Excerpt from a dataset:
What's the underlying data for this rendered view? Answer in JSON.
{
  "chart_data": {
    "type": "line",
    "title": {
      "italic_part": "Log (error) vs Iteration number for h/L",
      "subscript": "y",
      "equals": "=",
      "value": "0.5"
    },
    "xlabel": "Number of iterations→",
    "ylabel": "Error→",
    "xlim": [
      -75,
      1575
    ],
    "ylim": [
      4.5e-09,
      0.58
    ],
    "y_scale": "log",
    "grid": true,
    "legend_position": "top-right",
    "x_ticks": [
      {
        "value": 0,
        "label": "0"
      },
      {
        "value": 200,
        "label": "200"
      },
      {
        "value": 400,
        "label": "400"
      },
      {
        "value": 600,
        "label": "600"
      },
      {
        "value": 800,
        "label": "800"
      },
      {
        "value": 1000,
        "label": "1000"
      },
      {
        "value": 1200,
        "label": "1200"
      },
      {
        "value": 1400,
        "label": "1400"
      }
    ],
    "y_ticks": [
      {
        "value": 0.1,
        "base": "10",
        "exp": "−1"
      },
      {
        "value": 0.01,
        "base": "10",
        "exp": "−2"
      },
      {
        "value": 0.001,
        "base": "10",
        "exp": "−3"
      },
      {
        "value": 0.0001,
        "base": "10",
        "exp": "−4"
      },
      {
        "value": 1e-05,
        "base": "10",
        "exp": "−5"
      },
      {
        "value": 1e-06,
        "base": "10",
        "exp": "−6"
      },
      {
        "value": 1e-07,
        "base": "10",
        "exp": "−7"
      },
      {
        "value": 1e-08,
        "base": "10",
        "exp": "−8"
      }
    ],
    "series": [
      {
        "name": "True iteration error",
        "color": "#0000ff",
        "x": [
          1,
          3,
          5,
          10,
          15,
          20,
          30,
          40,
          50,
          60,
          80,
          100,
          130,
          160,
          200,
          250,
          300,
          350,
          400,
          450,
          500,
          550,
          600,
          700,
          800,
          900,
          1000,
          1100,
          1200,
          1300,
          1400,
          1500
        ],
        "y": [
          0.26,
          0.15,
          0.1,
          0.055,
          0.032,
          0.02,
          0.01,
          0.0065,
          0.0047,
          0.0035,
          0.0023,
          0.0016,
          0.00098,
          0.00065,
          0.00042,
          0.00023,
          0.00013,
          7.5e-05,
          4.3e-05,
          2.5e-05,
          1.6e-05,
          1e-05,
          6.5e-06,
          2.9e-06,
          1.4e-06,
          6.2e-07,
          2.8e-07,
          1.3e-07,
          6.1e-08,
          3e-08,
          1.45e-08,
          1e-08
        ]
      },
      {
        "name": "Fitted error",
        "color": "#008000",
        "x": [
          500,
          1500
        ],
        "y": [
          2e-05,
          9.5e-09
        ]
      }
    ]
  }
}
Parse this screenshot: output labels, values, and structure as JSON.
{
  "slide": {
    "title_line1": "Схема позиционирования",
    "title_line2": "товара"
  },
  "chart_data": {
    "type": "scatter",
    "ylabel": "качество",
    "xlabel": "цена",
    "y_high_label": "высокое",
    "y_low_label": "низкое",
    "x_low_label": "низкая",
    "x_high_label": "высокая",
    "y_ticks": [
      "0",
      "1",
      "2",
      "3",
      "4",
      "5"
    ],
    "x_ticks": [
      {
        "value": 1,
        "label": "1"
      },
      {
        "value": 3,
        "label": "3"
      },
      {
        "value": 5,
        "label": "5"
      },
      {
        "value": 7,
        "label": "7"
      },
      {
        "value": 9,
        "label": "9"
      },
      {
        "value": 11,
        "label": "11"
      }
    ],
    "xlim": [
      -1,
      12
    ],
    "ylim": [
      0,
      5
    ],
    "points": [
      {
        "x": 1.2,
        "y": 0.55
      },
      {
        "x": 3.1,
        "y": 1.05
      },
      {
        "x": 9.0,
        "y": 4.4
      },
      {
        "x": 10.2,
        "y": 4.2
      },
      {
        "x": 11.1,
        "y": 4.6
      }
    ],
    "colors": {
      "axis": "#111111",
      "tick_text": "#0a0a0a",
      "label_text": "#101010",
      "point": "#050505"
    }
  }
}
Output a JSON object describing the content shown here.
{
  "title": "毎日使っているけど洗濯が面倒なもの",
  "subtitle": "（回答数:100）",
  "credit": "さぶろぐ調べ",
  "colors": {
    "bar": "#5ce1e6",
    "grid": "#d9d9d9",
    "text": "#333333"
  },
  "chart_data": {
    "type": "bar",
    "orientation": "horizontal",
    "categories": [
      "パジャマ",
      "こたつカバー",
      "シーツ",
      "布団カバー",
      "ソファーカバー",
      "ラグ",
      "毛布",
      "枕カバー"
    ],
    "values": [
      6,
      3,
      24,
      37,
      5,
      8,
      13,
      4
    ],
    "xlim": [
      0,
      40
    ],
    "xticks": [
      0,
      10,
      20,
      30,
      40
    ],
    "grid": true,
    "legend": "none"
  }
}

## Task goal
Copy the material above back out, exactly as written.

## Exercise result
What's the underlying data for this rendered view? Answer in JSON.
{
  "chart_data": {
    "type": "line",
    "title": {
      "italic_part": "Log (error) vs Iteration number for h/L",
      "subscript": "y",
      "equals": "=",
      "value": "0.5"
    },
    "xlabel": "Number of iterations→",
    "ylabel": "Error→",
    "xlim": [
      -75,
      1575
    ],
    "ylim": [
      4.5e-09,
      0.58
    ],
    "y_scale": "log",
    "grid": true,
    "legend_position": "top-right",
    "x_ticks": [
      {
        "value": 0,
        "label": "0"
      },
      {
        "value": 200,
        "label": "200"
      },
      {
        "value": 400,
        "label": "400"
      },
      {
        "value": 600,
        "label": "600"
      },
      {
        "value": 800,
        "label": "800"
      },
      {
        "value": 1000,
        "label": "1000"
      },
      {
        "value": 1200,
        "label": "1200"
      },
      {
        "value": 1400,
        "label": "1400"
      }
    ],
    "y_ticks": [
      {
        "value": 0.1,
        "base": "10",
        "exp": "−1"
      },
      {
        "value": 0.01,
        "base": "10",
        "exp": "−2"
      },
      {
        "value": 0.001,
        "base": "10",
        "exp": "−3"
      },
      {
        "value": 0.0001,
        "base": "10",
        "exp": "−4"
      },
      {
        "value": 1e-05,
        "base": "10",
        "exp": "−5"
      },
      {
        "value": 1e-06,
        "base": "10",
        "exp": "−6"
      },
      {
        "value": 1e-07,
        "base": "10",
        "exp": "−7"
      },
      {
        "value": 1e-08,
        "base": "10",
        "exp": "−8"
      }
    ],
    "series": [
      {
        "name": "True iteration error",
        "color": "#0000ff",
        "x": [
          1,
          3,
          5,
          10,
          15,
          20,
          30,
          40,
          50,
          60,
          80,
          100,
          130,
          160,
          200,
          250,
          300,
          350,
          400,
          450,
          500,
          550,
          600,
          700,
          800,
          900,
          1000,
          1100,
          1200,
          1300,
          1400,
          1500
        ],
        "y": [
          0.26,
          0.15,
          0.1,
          0.055,
          0.032,
          0.02,
          0.01,
          0.0065,
          0.0047,
          0.0035,
          0.0023,
          0.0016,
          0.00098,
          0.00065,
          0.00042,
          0.00023,
          0.00013,
          7.5e-05,
          4.3e-05,
          2.5e-05,
          1.6e-05,
          1e-05,
          6.5e-06,
          2.9e-06,
          1.4e-06,
          6.2e-07,
          2.8e-07,
          1.3e-07,
          6.1e-08,
          3e-08,
          1.45e-08,
          1e-08
        ]
      },
      {
        "name": "Fitted error",
        "color": "#008000",
        "x": [
          500,
          1500
        ],
        "y": [
          2e-05,
          9.5e-09
        ]
      }
    ]
  }
}
Parse this screenshot: output labels, values, and structure as JSON.
{
  "slide": {
    "title_line1": "Схема позиционирования",
    "title_line2": "товара"
  },
  "chart_data": {
    "type": "scatter",
    "ylabel": "качество",
    "xlabel": "цена",
    "y_high_label": "высокое",
    "y_low_label": "низкое",
    "x_low_label": "низкая",
    "x_high_label": "высокая",
    "y_ticks": [
      "0",
      "1",
      "2",
      "3",
      "4",
      "5"
    ],
    "x_ticks": [
      {
        "value": 1,
        "label": "1"
      },
      {
        "value": 3,
        "label": "3"
      },
      {
        "value": 5,
        "label": "5"
      },
      {
        "value": 7,
        "label": "7"
      },
      {
        "value": 9,
        "label": "9"
      },
      {
        "value": 11,
        "label": "11"
      }
    ],
    "xlim": [
      -1,
      12
    ],
    "ylim": [
      0,
      5
    ],
    "points": [
      {
        "x": 1.2,
        "y": 0.55
      },
      {
        "x": 3.1,
        "y": 1.05
      },
      {
        "x": 9.0,
        "y": 4.4
      },
      {
        "x": 10.2,
        "y": 4.2
      },
      {
        "x": 11.1,
        "y": 4.6
      }
    ],
    "colors": {
      "axis": "#111111",
      "tick_text": "#0a0a0a",
      "label_text": "#101010",
      "point": "#050505"
    }
  }
}
Output a JSON object describing the content shown here.
{
  "title": "毎日使っているけど洗濯が面倒なもの",
  "subtitle": "（回答数:100）",
  "credit": "さぶろぐ調べ",
  "colors": {
    "bar": "#5ce1e6",
    "grid": "#d9d9d9",
    "text": "#333333"
  },
  "chart_data": {
    "type": "bar",
    "orientation": "horizontal",
    "categories": [
      "パジャマ",
      "こたつカバー",
      "シーツ",
      "布団カバー",
      "ソファーカバー",
      "ラグ",
      "毛布",
      "枕カバー"
    ],
    "values": [
      6,
      3,
      24,
      37,
      5,
      8,
      13,
      4
    ],
    "xlim": [
      0,
      40
    ],
    "xticks": [
      0,
      10,
      20,
      30,
      40
    ],
    "grid": true,
    "legend": "none"
  }
}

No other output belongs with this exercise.